### Supplied data ###

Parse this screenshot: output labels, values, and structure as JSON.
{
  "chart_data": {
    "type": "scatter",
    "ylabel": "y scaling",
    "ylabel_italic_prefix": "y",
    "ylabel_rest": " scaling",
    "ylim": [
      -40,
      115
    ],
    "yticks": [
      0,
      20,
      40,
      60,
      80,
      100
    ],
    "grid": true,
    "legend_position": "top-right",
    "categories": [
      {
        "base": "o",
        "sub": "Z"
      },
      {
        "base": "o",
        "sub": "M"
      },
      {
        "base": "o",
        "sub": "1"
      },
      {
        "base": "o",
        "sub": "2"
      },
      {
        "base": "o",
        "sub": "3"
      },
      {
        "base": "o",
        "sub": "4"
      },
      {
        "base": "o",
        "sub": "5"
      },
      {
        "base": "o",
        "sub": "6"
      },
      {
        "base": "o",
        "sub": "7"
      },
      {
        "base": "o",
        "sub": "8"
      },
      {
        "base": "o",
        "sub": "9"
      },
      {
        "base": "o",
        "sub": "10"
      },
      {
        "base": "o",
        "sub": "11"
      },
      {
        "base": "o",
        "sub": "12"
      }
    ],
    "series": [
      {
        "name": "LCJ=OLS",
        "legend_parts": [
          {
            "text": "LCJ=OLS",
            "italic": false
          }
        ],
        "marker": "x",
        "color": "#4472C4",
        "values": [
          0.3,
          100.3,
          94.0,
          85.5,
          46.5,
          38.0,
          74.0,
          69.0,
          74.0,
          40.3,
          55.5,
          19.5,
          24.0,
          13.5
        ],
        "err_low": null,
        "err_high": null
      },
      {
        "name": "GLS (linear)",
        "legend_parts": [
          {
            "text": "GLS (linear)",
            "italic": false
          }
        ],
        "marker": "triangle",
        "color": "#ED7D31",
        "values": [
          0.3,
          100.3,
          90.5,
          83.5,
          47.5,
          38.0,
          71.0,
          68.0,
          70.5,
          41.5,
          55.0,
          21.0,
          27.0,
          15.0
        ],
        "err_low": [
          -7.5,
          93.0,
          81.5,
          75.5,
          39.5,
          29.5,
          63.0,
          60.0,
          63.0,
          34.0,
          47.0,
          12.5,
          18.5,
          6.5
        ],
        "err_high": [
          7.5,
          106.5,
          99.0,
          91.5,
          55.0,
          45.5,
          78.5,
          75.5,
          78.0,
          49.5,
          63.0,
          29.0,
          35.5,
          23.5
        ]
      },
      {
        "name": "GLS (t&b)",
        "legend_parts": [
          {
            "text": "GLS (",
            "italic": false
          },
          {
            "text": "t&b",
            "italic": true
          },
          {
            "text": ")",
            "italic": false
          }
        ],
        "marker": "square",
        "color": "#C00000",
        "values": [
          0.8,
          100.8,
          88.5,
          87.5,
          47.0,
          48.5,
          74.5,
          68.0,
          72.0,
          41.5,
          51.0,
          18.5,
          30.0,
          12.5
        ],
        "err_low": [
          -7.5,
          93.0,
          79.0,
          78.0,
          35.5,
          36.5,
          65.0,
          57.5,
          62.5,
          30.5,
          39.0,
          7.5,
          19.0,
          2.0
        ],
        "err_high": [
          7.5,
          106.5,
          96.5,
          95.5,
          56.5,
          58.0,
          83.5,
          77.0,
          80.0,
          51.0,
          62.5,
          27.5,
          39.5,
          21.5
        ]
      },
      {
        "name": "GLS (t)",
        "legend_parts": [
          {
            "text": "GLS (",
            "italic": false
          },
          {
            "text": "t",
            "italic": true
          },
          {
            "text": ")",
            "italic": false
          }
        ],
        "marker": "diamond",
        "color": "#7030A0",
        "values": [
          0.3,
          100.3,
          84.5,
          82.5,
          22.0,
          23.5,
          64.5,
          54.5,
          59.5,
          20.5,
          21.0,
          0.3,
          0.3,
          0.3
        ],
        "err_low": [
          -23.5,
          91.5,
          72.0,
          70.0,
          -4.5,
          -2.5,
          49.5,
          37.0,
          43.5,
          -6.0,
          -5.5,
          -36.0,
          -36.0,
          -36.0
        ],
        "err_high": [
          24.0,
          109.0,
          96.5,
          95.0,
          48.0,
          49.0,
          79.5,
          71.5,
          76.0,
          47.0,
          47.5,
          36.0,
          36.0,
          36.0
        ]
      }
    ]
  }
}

###

Your answer should be a single number: the count of lines that contain "marker".

• Exercise solution
4